Data entries:
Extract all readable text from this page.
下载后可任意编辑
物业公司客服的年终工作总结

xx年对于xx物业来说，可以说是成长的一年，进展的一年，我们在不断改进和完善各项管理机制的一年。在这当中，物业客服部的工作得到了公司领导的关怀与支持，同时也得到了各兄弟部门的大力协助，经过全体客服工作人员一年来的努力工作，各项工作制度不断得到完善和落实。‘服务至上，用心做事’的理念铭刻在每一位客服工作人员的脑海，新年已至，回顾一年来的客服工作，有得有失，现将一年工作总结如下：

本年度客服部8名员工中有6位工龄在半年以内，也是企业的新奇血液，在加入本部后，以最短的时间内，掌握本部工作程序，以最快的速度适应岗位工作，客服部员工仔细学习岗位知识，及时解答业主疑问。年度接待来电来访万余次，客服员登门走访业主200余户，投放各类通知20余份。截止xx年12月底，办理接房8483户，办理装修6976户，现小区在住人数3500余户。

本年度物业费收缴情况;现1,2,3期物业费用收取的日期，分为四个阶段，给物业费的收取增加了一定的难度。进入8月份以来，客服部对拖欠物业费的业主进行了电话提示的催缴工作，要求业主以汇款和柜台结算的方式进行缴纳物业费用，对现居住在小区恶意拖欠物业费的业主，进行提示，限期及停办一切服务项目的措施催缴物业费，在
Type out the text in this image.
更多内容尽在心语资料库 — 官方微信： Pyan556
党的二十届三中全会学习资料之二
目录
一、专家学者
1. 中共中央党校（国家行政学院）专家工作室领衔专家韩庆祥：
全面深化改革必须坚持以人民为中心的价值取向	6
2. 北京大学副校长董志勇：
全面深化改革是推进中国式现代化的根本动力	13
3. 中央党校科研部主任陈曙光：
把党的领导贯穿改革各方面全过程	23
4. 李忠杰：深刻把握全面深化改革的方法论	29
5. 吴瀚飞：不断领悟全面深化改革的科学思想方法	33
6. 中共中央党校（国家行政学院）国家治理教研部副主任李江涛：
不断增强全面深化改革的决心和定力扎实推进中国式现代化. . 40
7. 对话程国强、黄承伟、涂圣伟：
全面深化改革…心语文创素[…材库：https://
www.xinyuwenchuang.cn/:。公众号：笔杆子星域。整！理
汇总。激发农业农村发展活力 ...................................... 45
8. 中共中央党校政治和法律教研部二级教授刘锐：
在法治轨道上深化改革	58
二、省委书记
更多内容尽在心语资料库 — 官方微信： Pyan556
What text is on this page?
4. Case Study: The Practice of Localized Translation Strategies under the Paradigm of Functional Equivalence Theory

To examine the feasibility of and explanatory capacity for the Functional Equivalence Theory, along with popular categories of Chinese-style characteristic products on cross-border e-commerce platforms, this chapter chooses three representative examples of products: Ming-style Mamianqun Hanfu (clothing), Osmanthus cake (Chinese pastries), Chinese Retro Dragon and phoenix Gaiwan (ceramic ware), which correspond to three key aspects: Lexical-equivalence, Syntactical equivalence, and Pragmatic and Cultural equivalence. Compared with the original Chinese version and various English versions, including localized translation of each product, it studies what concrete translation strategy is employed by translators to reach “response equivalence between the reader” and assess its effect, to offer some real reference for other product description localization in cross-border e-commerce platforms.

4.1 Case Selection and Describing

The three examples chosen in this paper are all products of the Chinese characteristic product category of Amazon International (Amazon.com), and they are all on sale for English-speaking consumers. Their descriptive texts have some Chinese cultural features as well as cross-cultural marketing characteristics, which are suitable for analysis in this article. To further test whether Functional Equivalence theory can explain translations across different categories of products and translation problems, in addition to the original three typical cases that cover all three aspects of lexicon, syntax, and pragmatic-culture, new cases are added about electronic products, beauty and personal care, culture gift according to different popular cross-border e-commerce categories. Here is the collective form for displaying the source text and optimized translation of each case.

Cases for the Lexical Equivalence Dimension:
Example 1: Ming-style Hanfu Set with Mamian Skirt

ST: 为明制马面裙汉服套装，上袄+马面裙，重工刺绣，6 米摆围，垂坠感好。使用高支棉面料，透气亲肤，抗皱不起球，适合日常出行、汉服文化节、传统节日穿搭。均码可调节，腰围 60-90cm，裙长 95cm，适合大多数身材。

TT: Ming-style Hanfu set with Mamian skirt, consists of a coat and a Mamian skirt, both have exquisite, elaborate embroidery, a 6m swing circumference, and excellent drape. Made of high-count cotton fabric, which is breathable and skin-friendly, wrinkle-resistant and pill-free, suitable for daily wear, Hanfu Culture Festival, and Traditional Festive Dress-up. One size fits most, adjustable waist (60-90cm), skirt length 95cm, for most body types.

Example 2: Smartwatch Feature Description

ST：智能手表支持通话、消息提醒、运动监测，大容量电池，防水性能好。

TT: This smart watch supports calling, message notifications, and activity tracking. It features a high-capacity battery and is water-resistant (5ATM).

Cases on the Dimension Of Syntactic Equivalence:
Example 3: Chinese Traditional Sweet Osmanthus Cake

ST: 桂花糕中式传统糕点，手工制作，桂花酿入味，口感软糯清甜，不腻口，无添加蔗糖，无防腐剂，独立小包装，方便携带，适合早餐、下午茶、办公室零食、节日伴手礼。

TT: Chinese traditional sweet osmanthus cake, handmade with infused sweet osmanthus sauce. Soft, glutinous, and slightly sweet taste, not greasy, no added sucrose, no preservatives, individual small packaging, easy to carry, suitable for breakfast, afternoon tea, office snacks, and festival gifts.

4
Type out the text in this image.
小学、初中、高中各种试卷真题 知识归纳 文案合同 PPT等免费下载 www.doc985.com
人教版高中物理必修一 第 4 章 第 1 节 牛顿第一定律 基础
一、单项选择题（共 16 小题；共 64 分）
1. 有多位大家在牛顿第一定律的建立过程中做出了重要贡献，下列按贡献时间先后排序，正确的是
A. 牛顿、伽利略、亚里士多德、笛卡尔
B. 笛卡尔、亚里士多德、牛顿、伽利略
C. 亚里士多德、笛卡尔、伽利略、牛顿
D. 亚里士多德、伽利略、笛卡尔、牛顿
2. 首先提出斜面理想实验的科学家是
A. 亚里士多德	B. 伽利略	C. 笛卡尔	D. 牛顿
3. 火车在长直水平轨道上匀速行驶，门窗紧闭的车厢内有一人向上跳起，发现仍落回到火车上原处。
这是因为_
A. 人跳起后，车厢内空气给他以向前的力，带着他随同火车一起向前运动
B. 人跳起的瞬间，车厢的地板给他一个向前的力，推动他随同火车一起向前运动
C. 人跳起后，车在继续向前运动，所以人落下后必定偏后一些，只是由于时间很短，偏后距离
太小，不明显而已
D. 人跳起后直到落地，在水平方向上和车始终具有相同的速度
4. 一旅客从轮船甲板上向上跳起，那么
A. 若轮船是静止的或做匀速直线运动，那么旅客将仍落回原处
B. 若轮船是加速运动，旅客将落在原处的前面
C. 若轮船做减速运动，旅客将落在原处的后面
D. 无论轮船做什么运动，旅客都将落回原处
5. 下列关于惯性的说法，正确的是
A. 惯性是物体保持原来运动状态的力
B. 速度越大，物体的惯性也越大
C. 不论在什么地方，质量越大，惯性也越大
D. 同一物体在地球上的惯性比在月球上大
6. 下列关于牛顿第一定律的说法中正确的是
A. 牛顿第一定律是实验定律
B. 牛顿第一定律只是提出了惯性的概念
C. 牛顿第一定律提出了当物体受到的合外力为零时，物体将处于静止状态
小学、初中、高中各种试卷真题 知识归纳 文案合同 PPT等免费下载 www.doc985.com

• [Exercise goal]:
Make an exact copy of the data above.

• [Worked solution]:
Extract all readable text from this page.
下载后可任意编辑
物业公司客服的年终工作总结

xx年对于xx物业来说，可以说是成长的一年，进展的一年，我们在不断改进和完善各项管理机制的一年。在这当中，物业客服部的工作得到了公司领导的关怀与支持，同时也得到了各兄弟部门的大力协助，经过全体客服工作人员一年来的努力工作，各项工作制度不断得到完善和落实。‘服务至上，用心做事’的理念铭刻在每一位客服工作人员的脑海，新年已至，回顾一年来的客服工作，有得有失，现将一年工作总结如下：

本年度客服部8名员工中有6位工龄在半年以内，也是企业的新奇血液，在加入本部后，以最短的时间内，掌握本部工作程序，以最快的速度适应岗位工作，客服部员工仔细学习岗位知识，及时解答业主疑问。年度接待来电来访万余次，客服员登门走访业主200余户，投放各类通知20余份。截止xx年12月底，办理接房8483户，办理装修6976户，现小区在住人数3500余户。

本年度物业费收缴情况;现1,2,3期物业费用收取的日期，分为四个阶段，给物业费的收取增加了一定的难度。进入8月份以来，客服部对拖欠物业费的业主进行了电话提示的催缴工作，要求业主以汇款和柜台结算的方式进行缴纳物业费用，对现居住在小区恶意拖欠物业费的业主，进行提示，限期及停办一切服务项目的措施催缴物业费，在
Type out the text in this image.
更多内容尽在心语资料库 — 官方微信： Pyan556
党的二十届三中全会学习资料之二
目录
一、专家学者
1. 中共中央党校（国家行政学院）专家工作室领衔专家韩庆祥：
全面深化改革必须坚持以人民为中心的价值取向	6
2. 北京大学副校长董志勇：
全面深化改革是推进中国式现代化的根本动力	13
3. 中央党校科研部主任陈曙光：
把党的领导贯穿改革各方面全过程	23
4. 李忠杰：深刻把握全面深化改革的方法论	29
5. 吴瀚飞：不断领悟全面深化改革的科学思想方法	33
6. 中共中央党校（国家行政学院）国家治理教研部副主任李江涛：
不断增强全面深化改革的决心和定力扎实推进中国式现代化. . 40
7. 对话程国强、黄承伟、涂圣伟：
全面深化改革…心语文创素[…材库：https://
www.xinyuwenchuang.cn/:。公众号：笔杆子星域。整！理
汇总。激发农业农村发展活力 ...................................... 45
8. 中共中央党校政治和法律教研部二级教授刘锐：
在法治轨道上深化改革	58
二、省委书记
更多内容尽在心语资料库 — 官方微信： Pyan556
What text is on this page?
4. Case Study: The Practice of Localized Translation Strategies under the Paradigm of Functional Equivalence Theory

To examine the feasibility of and explanatory capacity for the Functional Equivalence Theory, along with popular categories of Chinese-style characteristic products on cross-border e-commerce platforms, this chapter chooses three representative examples of products: Ming-style Mamianqun Hanfu (clothing), Osmanthus cake (Chinese pastries), Chinese Retro Dragon and phoenix Gaiwan (ceramic ware), which correspond to three key aspects: Lexical-equivalence, Syntactical equivalence, and Pragmatic and Cultural equivalence. Compared with the original Chinese version and various English versions, including localized translation of each product, it studies what concrete translation strategy is employed by translators to reach “response equivalence between the reader” and assess its effect, to offer some real reference for other product description localization in cross-border e-commerce platforms.

4.1 Case Selection and Describing

The three examples chosen in this paper are all products of the Chinese characteristic product category of Amazon International (Amazon.com), and they are all on sale for English-speaking consumers. Their descriptive texts have some Chinese cultural features as well as cross-cultural marketing characteristics, which are suitable for analysis in this article. To further test whether Functional Equivalence theory can explain translations across different categories of products and translation problems, in addition to the original three typical cases that cover all three aspects of lexicon, syntax, and pragmatic-culture, new cases are added about electronic products, beauty and personal care, culture gift according to different popular cross-border e-commerce categories. Here is the collective form for displaying the source text and optimized translation of each case.

Cases for the Lexical Equivalence Dimension:
Example 1: Ming-style Hanfu Set with Mamian Skirt

ST: 为明制马面裙汉服套装，上袄+马面裙，重工刺绣，6 米摆围，垂坠感好。使用高支棉面料，透气亲肤，抗皱不起球，适合日常出行、汉服文化节、传统节日穿搭。均码可调节，腰围 60-90cm，裙长 95cm，适合大多数身材。

TT: Ming-style Hanfu set with Mamian skirt, consists of a coat and a Mamian skirt, both have exquisite, elaborate embroidery, a 6m swing circumference, and excellent drape. Made of high-count cotton fabric, which is breathable and skin-friendly, wrinkle-resistant and pill-free, suitable for daily wear, Hanfu Culture Festival, and Traditional Festive Dress-up. One size fits most, adjustable waist (60-90cm), skirt length 95cm, for most body types.

Example 2: Smartwatch Feature Description

ST：智能手表支持通话、消息提醒、运动监测，大容量电池，防水性能好。

TT: This smart watch supports calling, message notifications, and activity tracking. It features a high-capacity battery and is water-resistant (5ATM).

Cases on the Dimension Of Syntactic Equivalence:
Example 3: Chinese Traditional Sweet Osmanthus Cake

ST: 桂花糕中式传统糕点，手工制作，桂花酿入味，口感软糯清甜，不腻口，无添加蔗糖，无防腐剂，独立小包装，方便携带，适合早餐、下午茶、办公室零食、节日伴手礼。

TT: Chinese traditional sweet osmanthus cake, handmade with infused sweet osmanthus sauce. Soft, glutinous, and slightly sweet taste, not greasy, no added sucrose, no preservatives, individual small packaging, easy to carry, suitable for breakfast, afternoon tea, office snacks, and festival gifts.

4
Type out the text in this image.
小学、初中、高中各种试卷真题 知识归纳 文案合同 PPT等免费下载 www.doc985.com
人教版高中物理必修一 第 4 章 第 1 节 牛顿第一定律 基础
一、单项选择题（共 16 小题；共 64 分）
1. 有多位大家在牛顿第一定律的建立过程中做出了重要贡献，下列按贡献时间先后排序，正确的是
A. 牛顿、伽利略、亚里士多德、笛卡尔
B. 笛卡尔、亚里士多德、牛顿、伽利略
C. 亚里士多德、笛卡尔、伽利略、牛顿
D. 亚里士多德、伽利略、笛卡尔、牛顿
2. 首先提出斜面理想实验的科学家是
A. 亚里士多德	B. 伽利略	C. 笛卡尔	D. 牛顿
3. 火车在长直水平轨道上匀速行驶，门窗紧闭的车厢内有一人向上跳起，发现仍落回到火车上原处。
这是因为_
A. 人跳起后，车厢内空气给他以向前的力，带着他随同火车一起向前运动
B. 人跳起的瞬间，车厢的地板给他一个向前的力，推动他随同火车一起向前运动
C. 人跳起后，车在继续向前运动，所以人落下后必定偏后一些，只是由于时间很短，偏后距离
太小，不明显而已
D. 人跳起后直到落地，在水平方向上和车始终具有相同的速度
4. 一旅客从轮船甲板上向上跳起，那么
A. 若轮船是静止的或做匀速直线运动，那么旅客将仍落回原处
B. 若轮船是加速运动，旅客将落在原处的前面
C. 若轮船做减速运动，旅客将落在原处的后面
D. 无论轮船做什么运动，旅客都将落回原处
5. 下列关于惯性的说法，正确的是
A. 惯性是物体保持原来运动状态的力
B. 速度越大，物体的惯性也越大
C. 不论在什么地方，质量越大，惯性也越大
D. 同一物体在地球上的惯性比在月球上大
6. 下列关于牛顿第一定律的说法中正确的是
A. 牛顿第一定律是实验定律
B. 牛顿第一定律只是提出了惯性的概念
C. 牛顿第一定律提出了当物体受到的合外力为零时，物体将处于静止状态
小学、初中、高中各种试卷真题 知识归纳 文案合同 PPT等免费下载 www.doc985.com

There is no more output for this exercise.